• [TASK GOAL]
Could you output each line of the data that follows exactly?

• [RECORDED INFORMATION]
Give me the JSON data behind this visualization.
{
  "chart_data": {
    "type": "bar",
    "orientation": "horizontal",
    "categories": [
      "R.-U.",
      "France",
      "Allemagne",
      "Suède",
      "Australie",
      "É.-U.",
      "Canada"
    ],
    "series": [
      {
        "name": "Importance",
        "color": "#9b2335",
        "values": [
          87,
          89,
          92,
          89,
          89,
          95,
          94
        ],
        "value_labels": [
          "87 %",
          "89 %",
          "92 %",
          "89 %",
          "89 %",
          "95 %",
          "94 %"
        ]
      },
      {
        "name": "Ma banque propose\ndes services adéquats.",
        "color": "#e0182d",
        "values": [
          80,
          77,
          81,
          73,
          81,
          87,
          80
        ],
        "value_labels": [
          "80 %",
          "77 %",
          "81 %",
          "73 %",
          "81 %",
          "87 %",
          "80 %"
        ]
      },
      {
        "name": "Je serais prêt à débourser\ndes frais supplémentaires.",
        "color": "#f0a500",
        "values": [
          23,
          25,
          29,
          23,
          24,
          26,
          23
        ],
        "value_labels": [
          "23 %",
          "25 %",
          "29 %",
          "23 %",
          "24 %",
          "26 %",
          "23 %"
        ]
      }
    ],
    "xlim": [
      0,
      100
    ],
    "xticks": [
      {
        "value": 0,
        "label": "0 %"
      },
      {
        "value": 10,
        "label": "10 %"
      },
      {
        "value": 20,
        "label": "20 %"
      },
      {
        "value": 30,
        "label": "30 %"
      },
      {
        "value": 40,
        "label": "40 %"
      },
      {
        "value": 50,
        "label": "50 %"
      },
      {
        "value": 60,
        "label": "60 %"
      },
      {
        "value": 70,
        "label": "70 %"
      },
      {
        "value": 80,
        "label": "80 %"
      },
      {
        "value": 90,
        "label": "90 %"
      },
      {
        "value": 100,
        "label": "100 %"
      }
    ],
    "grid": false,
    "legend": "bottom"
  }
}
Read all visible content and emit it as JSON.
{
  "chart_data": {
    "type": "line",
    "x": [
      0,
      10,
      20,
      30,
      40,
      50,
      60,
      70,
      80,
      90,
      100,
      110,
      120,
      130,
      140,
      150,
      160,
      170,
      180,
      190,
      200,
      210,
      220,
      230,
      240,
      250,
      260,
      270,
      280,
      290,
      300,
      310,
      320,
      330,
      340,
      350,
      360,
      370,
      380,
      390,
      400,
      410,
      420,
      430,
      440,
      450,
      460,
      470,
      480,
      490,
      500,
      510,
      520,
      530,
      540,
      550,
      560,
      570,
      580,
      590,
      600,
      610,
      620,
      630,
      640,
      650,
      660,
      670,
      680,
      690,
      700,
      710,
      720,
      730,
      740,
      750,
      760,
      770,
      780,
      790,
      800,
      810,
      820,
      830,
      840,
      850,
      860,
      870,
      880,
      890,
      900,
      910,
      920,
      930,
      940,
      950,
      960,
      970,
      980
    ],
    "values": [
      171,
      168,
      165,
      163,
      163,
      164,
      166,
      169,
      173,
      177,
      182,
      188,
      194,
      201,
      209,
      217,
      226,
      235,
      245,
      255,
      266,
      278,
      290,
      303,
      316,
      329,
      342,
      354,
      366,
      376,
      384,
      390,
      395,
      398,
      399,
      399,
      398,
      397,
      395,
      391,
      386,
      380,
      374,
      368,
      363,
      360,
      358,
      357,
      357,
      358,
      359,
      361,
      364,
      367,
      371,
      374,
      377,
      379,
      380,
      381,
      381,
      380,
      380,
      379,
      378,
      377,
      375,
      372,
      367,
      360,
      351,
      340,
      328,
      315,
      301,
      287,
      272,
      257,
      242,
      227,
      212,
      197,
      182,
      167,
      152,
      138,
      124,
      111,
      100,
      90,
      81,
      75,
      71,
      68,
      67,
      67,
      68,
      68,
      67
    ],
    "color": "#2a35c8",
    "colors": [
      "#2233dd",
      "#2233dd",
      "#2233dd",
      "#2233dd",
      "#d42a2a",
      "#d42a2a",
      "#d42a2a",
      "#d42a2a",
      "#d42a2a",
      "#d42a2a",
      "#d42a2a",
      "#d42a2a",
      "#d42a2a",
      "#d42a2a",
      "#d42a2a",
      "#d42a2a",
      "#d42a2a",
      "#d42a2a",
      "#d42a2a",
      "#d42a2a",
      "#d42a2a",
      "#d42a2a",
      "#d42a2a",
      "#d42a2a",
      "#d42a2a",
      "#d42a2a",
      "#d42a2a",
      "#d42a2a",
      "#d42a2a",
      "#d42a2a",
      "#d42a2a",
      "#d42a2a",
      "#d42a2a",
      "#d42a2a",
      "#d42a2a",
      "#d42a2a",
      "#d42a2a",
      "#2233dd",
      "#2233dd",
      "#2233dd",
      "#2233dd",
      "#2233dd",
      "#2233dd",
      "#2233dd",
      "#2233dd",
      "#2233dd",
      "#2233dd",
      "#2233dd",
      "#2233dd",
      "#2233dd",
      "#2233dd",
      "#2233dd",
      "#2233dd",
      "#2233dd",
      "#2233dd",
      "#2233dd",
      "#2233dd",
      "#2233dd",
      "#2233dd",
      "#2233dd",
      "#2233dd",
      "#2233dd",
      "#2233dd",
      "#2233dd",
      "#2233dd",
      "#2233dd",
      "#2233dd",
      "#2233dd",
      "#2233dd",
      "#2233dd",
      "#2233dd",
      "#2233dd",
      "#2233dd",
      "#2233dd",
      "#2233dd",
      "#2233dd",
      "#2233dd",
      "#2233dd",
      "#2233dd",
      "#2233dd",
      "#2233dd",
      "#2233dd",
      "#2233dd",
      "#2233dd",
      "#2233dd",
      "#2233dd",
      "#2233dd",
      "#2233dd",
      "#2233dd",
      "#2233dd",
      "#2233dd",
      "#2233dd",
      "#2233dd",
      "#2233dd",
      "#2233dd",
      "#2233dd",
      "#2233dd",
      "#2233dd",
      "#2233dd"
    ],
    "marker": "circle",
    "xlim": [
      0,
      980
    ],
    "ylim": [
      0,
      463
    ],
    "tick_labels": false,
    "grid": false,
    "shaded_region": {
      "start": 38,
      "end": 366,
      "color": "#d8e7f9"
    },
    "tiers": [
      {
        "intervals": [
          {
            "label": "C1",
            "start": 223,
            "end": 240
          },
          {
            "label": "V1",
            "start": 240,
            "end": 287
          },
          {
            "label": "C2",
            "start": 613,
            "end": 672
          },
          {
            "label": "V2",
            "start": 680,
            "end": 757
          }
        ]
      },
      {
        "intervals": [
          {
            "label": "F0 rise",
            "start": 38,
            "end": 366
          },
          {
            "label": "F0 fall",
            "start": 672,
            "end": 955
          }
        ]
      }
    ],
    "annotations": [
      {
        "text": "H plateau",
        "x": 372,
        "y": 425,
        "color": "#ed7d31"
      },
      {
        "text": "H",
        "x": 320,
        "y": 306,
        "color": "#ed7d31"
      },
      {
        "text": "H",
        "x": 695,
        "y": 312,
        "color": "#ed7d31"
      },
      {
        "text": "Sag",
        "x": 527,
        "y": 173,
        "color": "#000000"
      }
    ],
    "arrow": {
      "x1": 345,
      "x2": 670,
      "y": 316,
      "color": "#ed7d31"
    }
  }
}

• [WRITTEN SOLUTION]
Give me the JSON data behind this visualization.
{
  "chart_data": {
    "type": "bar",
    "orientation": "horizontal",
    "categories": [
      "R.-U.",
      "France",
      "Allemagne",
      "Suède",
      "Australie",
      "É.-U.",
      "Canada"
    ],
    "series": [
      {
        "name": "Importance",
        "color": "#9b2335",
        "values": [
          87,
          89,
          92,
          89,
          89,
          95,
          94
        ],
        "value_labels": [
          "87 %",
          "89 %",
          "92 %",
          "89 %",
          "89 %",
          "95 %",
          "94 %"
        ]
      },
      {
        "name": "Ma banque propose\ndes services adéquats.",
        "color": "#e0182d",
        "values": [
          80,
          77,
          81,
          73,
          81,
          87,
          80
        ],
        "value_labels": [
          "80 %",
          "77 %",
          "81 %",
          "73 %",
          "81 %",
          "87 %",
          "80 %"
        ]
      },
      {
        "name": "Je serais prêt à débourser\ndes frais supplémentaires.",
        "color": "#f0a500",
        "values": [
          23,
          25,
          29,
          23,
          24,
          26,
          23
        ],
        "value_labels": [
          "23 %",
          "25 %",
          "29 %",
          "23 %",
          "24 %",
          "26 %",
          "23 %"
        ]
      }
    ],
    "xlim": [
      0,
      100
    ],
    "xticks": [
      {
        "value": 0,
        "label": "0 %"
      },
      {
        "value": 10,
        "label": "10 %"
      },
      {
        "value": 20,
        "label": "20 %"
      },
      {
        "value": 30,
        "label": "30 %"
      },
      {
        "value": 40,
        "label": "40 %"
      },
      {
        "value": 50,
        "label": "50 %"
      },
      {
        "value": 60,
        "label": "60 %"
      },
      {
        "value": 70,
        "label": "70 %"
      },
      {
        "value": 80,
        "label": "80 %"
      },
      {
        "value": 90,
        "label": "90 %"
      },
      {
        "value": 100,
        "label": "100 %"
      }
    ],
    "grid": false,
    "legend": "bottom"
  }
}
Read all visible content and emit it as JSON.
{
  "chart_data": {
    "type": "line",
    "x": [
      0,
      10,
      20,
      30,
      40,
      50,
      60,
      70,
      80,
      90,
      100,
      110,
      120,
      130,
      140,
      150,
      160,
      170,
      180,
      190,
      200,
      210,
      220,
      230,
      240,
      250,
      260,
      270,
      280,
      290,
      300,
      310,
      320,
      330,
      340,
      350,
      360,
      370,
      380,
      390,
      400,
      410,
      420,
      430,
      440,
      450,
      460,
      470,
      480,
      490,
      500,
      510,
      520,
      530,
      540,
      550,
      560,
      570,
      580,
      590,
      600,
      610,
      620,
      630,
      640,
      650,
      660,
      670,
      680,
      690,
      700,
      710,
      720,
      730,
      740,
      750,
      760,
      770,
      780,
      790,
      800,
      810,
      820,
      830,
      840,
      850,
      860,
      870,
      880,
      890,
      900,
      910,
      920,
      930,
      940,
      950,
      960,
      970,
      980
    ],
    "values": [
      171,
      168,
      165,
      163,
      163,
      164,
      166,
      169,
      173,
      177,
      182,
      188,
      194,
      201,
      209,
      217,
      226,
      235,
      245,
      255,
      266,
      278,
      290,
      303,
      316,
      329,
      342,
      354,
      366,
      376,
      384,
      390,
      395,
      398,
      399,
      399,
      398,
      397,
      395,
      391,
      386,
      380,
      374,
      368,
      363,
      360,
      358,
      357,
      357,
      358,
      359,
      361,
      364,
      367,
      371,
      374,
      377,
      379,
      380,
      381,
      381,
      380,
      380,
      379,
      378,
      377,
      375,
      372,
      367,
      360,
      351,
      340,
      328,
      315,
      301,
      287,
      272,
      257,
      242,
      227,
      212,
      197,
      182,
      167,
      152,
      138,
      124,
      111,
      100,
      90,
      81,
      75,
      71,
      68,
      67,
      67,
      68,
      68,
      67
    ],
    "color": "#2a35c8",
    "colors": [
      "#2233dd",
      "#2233dd",
      "#2233dd",
      "#2233dd",
      "#d42a2a",
      "#d42a2a",
      "#d42a2a",
      "#d42a2a",
      "#d42a2a",
      "#d42a2a",
      "#d42a2a",
      "#d42a2a",
      "#d42a2a",
      "#d42a2a",
      "#d42a2a",
      "#d42a2a",
      "#d42a2a",
      "#d42a2a",
      "#d42a2a",
      "#d42a2a",
      "#d42a2a",
      "#d42a2a",
      "#d42a2a",
      "#d42a2a",
      "#d42a2a",
      "#d42a2a",
      "#d42a2a",
      "#d42a2a",
      "#d42a2a",
      "#d42a2a",
      "#d42a2a",
      "#d42a2a",
      "#d42a2a",
      "#d42a2a",
      "#d42a2a",
      "#d42a2a",
      "#d42a2a",
      "#2233dd",
      "#2233dd",
      "#2233dd",
      "#2233dd",
      "#2233dd",
      "#2233dd",
      "#2233dd",
      "#2233dd",
      "#2233dd",
      "#2233dd",
      "#2233dd",
      "#2233dd",
      "#2233dd",
      "#2233dd",
      "#2233dd",
      "#2233dd",
      "#2233dd",
      "#2233dd",
      "#2233dd",
      "#2233dd",
      "#2233dd",
      "#2233dd",
      "#2233dd",
      "#2233dd",
      "#2233dd",
      "#2233dd",
      "#2233dd",
      "#2233dd",
      "#2233dd",
      "#2233dd",
      "#2233dd",
      "#2233dd",
      "#2233dd",
      "#2233dd",
      "#2233dd",
      "#2233dd",
      "#2233dd",
      "#2233dd",
      "#2233dd",
      "#2233dd",
      "#2233dd",
      "#2233dd",
      "#2233dd",
      "#2233dd",
      "#2233dd",
      "#2233dd",
      "#2233dd",
      "#2233dd",
      "#2233dd",
      "#2233dd",
      "#2233dd",
      "#2233dd",
      "#2233dd",
      "#2233dd",
      "#2233dd",
      "#2233dd",
      "#2233dd",
      "#2233dd",
      "#2233dd",
      "#2233dd",
      "#2233dd",
      "#2233dd"
    ],
    "marker": "circle",
    "xlim": [
      0,
      980
    ],
    "ylim": [
      0,
      463
    ],
    "tick_labels": false,
    "grid": false,
    "shaded_region": {
      "start": 38,
      "end": 366,
      "color": "#d8e7f9"
    },
    "tiers": [
      {
        "intervals": [
          {
            "label": "C1",
            "start": 223,
            "end": 240
          },
          {
            "label": "V1",
            "start": 240,
            "end": 287
          },
          {
            "label": "C2",
            "start": 613,
            "end": 672
          },
          {
            "label": "V2",
            "start": 680,
            "end": 757
          }
        ]
      },
      {
        "intervals": [
          {
            "label": "F0 rise",
            "start": 38,
            "end": 366
          },
          {
            "label": "F0 fall",
            "start": 672,
            "end": 955
          }
        ]
      }
    ],
    "annotations": [
      {
        "text": "H plateau",
        "x": 372,
        "y": 425,
        "color": "#ed7d31"
      },
      {
        "text": "H",
        "x": 320,
        "y": 306,
        "color": "#ed7d31"
      },
      {
        "text": "H",
        "x": 695,
        "y": 312,
        "color": "#ed7d31"
      },
      {
        "text": "Sag",
        "x": 527,
        "y": 173,
        "color": "#000000"
      }
    ],
    "arrow": {
      "x1": 345,
      "x2": 670,
      "y": 316,
      "color": "#ed7d31"
    }
  }
}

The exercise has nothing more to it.